**WHAT IS NEEDED:**
Without the pictures, copy the entries below word for word.

## start INFORMATION GIVEN

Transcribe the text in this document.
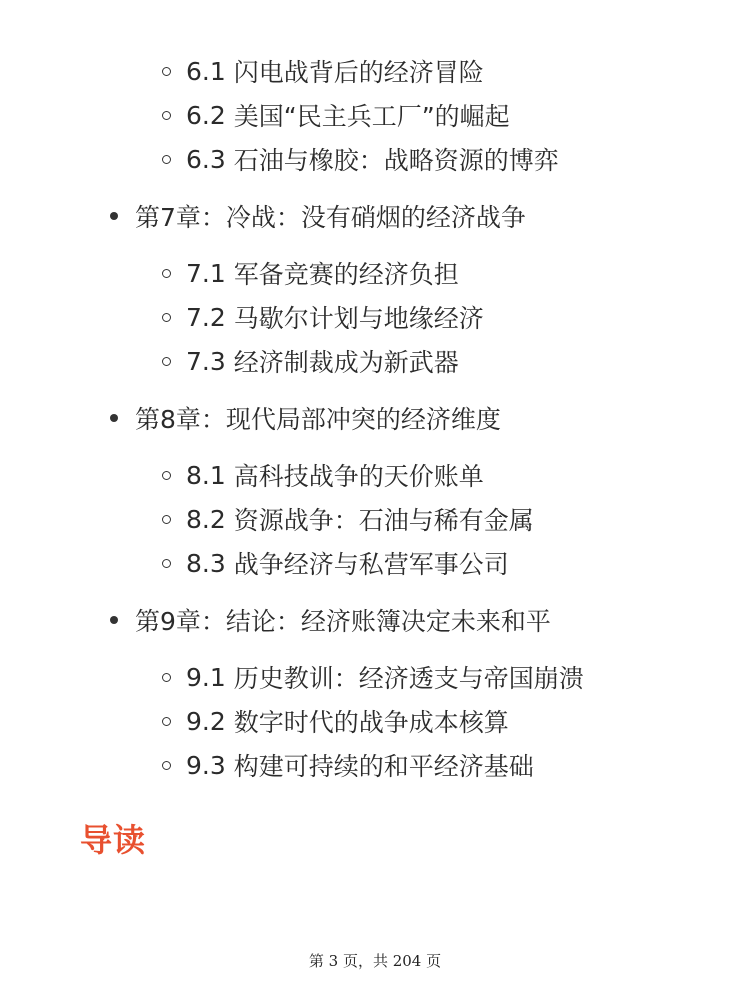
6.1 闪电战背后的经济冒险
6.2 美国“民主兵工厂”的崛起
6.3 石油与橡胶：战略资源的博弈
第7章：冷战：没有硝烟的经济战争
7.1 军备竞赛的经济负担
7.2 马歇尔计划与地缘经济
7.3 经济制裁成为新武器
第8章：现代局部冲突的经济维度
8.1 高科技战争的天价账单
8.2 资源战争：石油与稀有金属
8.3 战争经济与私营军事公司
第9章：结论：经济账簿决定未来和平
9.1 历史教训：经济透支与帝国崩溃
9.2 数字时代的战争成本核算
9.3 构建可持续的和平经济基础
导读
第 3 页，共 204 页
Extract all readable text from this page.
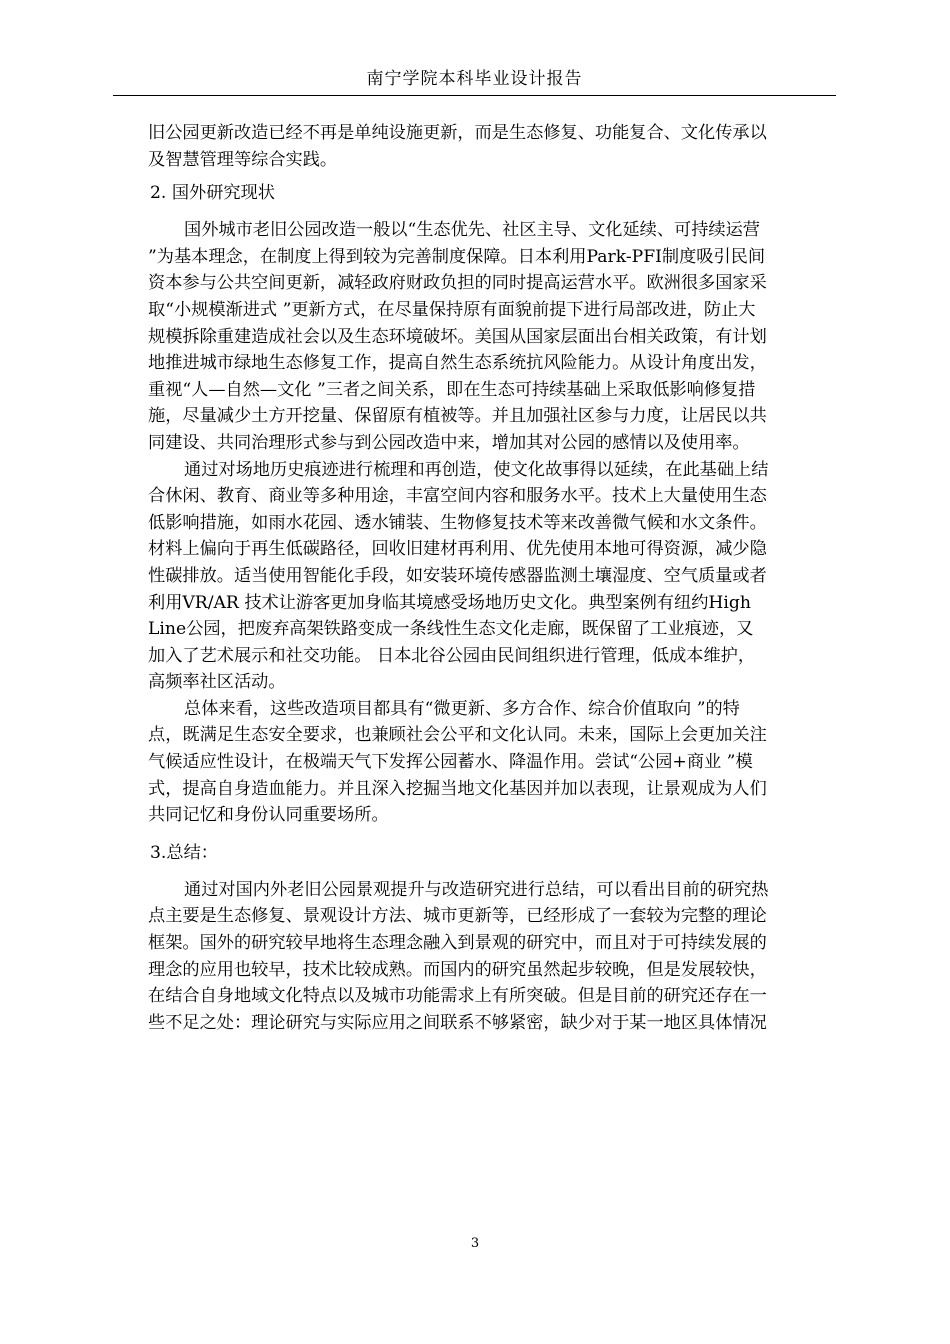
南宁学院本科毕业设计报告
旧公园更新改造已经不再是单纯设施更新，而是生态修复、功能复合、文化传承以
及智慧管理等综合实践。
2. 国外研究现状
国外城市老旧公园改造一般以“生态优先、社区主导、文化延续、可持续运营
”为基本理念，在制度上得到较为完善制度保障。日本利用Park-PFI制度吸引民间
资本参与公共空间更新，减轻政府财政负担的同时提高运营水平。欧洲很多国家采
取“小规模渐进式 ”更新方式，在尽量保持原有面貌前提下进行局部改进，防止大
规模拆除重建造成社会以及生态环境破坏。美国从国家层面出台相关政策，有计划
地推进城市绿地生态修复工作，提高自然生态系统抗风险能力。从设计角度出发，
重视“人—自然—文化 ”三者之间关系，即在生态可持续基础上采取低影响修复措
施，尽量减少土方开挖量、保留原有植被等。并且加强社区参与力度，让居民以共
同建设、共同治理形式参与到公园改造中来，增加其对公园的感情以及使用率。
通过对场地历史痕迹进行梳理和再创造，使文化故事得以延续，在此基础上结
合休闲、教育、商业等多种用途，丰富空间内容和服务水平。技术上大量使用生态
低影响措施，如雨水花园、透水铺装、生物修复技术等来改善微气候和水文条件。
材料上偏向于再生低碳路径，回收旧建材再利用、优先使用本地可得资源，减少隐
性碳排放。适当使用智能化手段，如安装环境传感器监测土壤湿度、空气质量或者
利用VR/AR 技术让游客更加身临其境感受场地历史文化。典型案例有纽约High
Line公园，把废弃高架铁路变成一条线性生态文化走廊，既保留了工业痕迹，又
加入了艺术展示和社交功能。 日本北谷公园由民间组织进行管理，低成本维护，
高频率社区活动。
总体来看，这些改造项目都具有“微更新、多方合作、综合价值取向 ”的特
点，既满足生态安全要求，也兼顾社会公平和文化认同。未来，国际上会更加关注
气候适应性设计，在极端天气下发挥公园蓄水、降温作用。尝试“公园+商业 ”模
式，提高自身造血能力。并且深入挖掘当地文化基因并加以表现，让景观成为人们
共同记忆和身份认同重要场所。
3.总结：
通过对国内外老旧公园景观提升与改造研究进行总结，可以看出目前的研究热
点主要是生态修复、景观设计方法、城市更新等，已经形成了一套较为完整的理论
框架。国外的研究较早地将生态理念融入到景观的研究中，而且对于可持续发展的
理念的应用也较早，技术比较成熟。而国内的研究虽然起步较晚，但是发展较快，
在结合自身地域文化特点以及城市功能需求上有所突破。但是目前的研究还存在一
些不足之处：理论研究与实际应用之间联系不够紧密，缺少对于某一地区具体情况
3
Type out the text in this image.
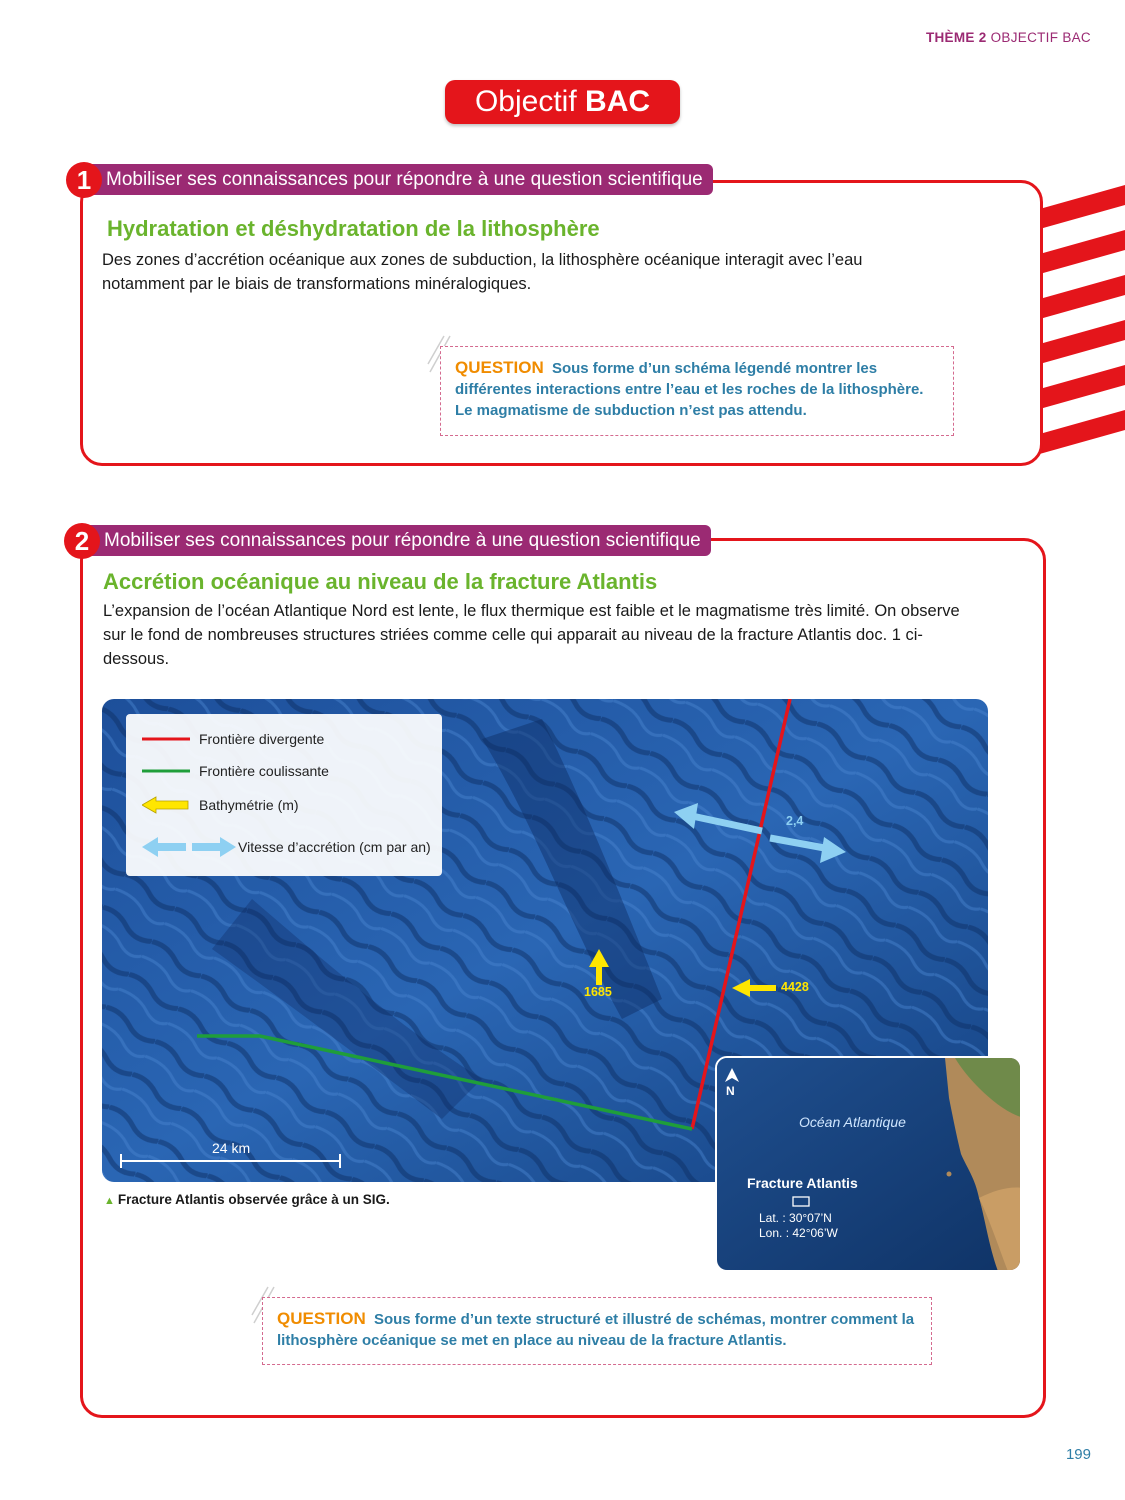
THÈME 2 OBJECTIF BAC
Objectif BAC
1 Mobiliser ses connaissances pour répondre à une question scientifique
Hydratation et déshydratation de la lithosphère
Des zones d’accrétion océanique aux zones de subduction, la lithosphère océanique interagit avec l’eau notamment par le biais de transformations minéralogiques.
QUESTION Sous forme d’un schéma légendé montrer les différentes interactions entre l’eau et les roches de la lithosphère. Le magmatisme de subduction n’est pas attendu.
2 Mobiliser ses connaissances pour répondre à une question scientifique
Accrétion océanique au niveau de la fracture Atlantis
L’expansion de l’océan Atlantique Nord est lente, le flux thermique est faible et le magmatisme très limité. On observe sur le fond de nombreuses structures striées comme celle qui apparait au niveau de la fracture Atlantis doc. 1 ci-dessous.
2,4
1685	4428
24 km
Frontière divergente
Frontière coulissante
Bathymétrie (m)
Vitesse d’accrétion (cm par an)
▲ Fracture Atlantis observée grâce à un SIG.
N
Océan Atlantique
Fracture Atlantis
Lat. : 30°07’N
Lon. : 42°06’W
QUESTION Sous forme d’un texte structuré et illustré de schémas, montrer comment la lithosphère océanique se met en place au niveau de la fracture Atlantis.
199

## end INFORMATION GIVEN

**OUTPUT OF THE TASK:**
Transcribe the text in this document.
6.1 闪电战背后的经济冒险
6.2 美国“民主兵工厂”的崛起
6.3 石油与橡胶：战略资源的博弈
第7章：冷战：没有硝烟的经济战争
7.1 军备竞赛的经济负担
7.2 马歇尔计划与地缘经济
7.3 经济制裁成为新武器
第8章：现代局部冲突的经济维度
8.1 高科技战争的天价账单
8.2 资源战争：石油与稀有金属
8.3 战争经济与私营军事公司
第9章：结论：经济账簿决定未来和平
9.1 历史教训：经济透支与帝国崩溃
9.2 数字时代的战争成本核算
9.3 构建可持续的和平经济基础
导读
第 3 页，共 204 页
Extract all readable text from this page.
南宁学院本科毕业设计报告
旧公园更新改造已经不再是单纯设施更新，而是生态修复、功能复合、文化传承以
及智慧管理等综合实践。
2. 国外研究现状
国外城市老旧公园改造一般以“生态优先、社区主导、文化延续、可持续运营
”为基本理念，在制度上得到较为完善制度保障。日本利用Park-PFI制度吸引民间
资本参与公共空间更新，减轻政府财政负担的同时提高运营水平。欧洲很多国家采
取“小规模渐进式 ”更新方式，在尽量保持原有面貌前提下进行局部改进，防止大
规模拆除重建造成社会以及生态环境破坏。美国从国家层面出台相关政策，有计划
地推进城市绿地生态修复工作，提高自然生态系统抗风险能力。从设计角度出发，
重视“人—自然—文化 ”三者之间关系，即在生态可持续基础上采取低影响修复措
施，尽量减少土方开挖量、保留原有植被等。并且加强社区参与力度，让居民以共
同建设、共同治理形式参与到公园改造中来，增加其对公园的感情以及使用率。
通过对场地历史痕迹进行梳理和再创造，使文化故事得以延续，在此基础上结
合休闲、教育、商业等多种用途，丰富空间内容和服务水平。技术上大量使用生态
低影响措施，如雨水花园、透水铺装、生物修复技术等来改善微气候和水文条件。
材料上偏向于再生低碳路径，回收旧建材再利用、优先使用本地可得资源，减少隐
性碳排放。适当使用智能化手段，如安装环境传感器监测土壤湿度、空气质量或者
利用VR/AR 技术让游客更加身临其境感受场地历史文化。典型案例有纽约High
Line公园，把废弃高架铁路变成一条线性生态文化走廊，既保留了工业痕迹，又
加入了艺术展示和社交功能。 日本北谷公园由民间组织进行管理，低成本维护，
高频率社区活动。
总体来看，这些改造项目都具有“微更新、多方合作、综合价值取向 ”的特
点，既满足生态安全要求，也兼顾社会公平和文化认同。未来，国际上会更加关注
气候适应性设计，在极端天气下发挥公园蓄水、降温作用。尝试“公园+商业 ”模
式，提高自身造血能力。并且深入挖掘当地文化基因并加以表现，让景观成为人们
共同记忆和身份认同重要场所。
3.总结：
通过对国内外老旧公园景观提升与改造研究进行总结，可以看出目前的研究热
点主要是生态修复、景观设计方法、城市更新等，已经形成了一套较为完整的理论
框架。国外的研究较早地将生态理念融入到景观的研究中，而且对于可持续发展的
理念的应用也较早，技术比较成熟。而国内的研究虽然起步较晚，但是发展较快，
在结合自身地域文化特点以及城市功能需求上有所突破。但是目前的研究还存在一
些不足之处：理论研究与实际应用之间联系不够紧密，缺少对于某一地区具体情况
3
Type out the text in this image.
THÈME 2 OBJECTIF BAC
Objectif BAC
1 Mobiliser ses connaissances pour répondre à une question scientifique
Hydratation et déshydratation de la lithosphère
Des zones d’accrétion océanique aux zones de subduction, la lithosphère océanique interagit avec l’eau notamment par le biais de transformations minéralogiques.
QUESTION Sous forme d’un schéma légendé montrer les différentes interactions entre l’eau et les roches de la lithosphère. Le magmatisme de subduction n’est pas attendu.
2 Mobiliser ses connaissances pour répondre à une question scientifique
Accrétion océanique au niveau de la fracture Atlantis
L’expansion de l’océan Atlantique Nord est lente, le flux thermique est faible et le magmatisme très limité. On observe sur le fond de nombreuses structures striées comme celle qui apparait au niveau de la fracture Atlantis doc. 1 ci-dessous.
2,4
1685	4428
24 km
Frontière divergente
Frontière coulissante
Bathymétrie (m)
Vitesse d’accrétion (cm par an)
▲ Fracture Atlantis observée grâce à un SIG.
N
Océan Atlantique
Fracture Atlantis
Lat. : 30°07’N
Lon. : 42°06’W
QUESTION Sous forme d’un texte structuré et illustré de schémas, montrer comment la lithosphère océanique se met en place au niveau de la fracture Atlantis.
199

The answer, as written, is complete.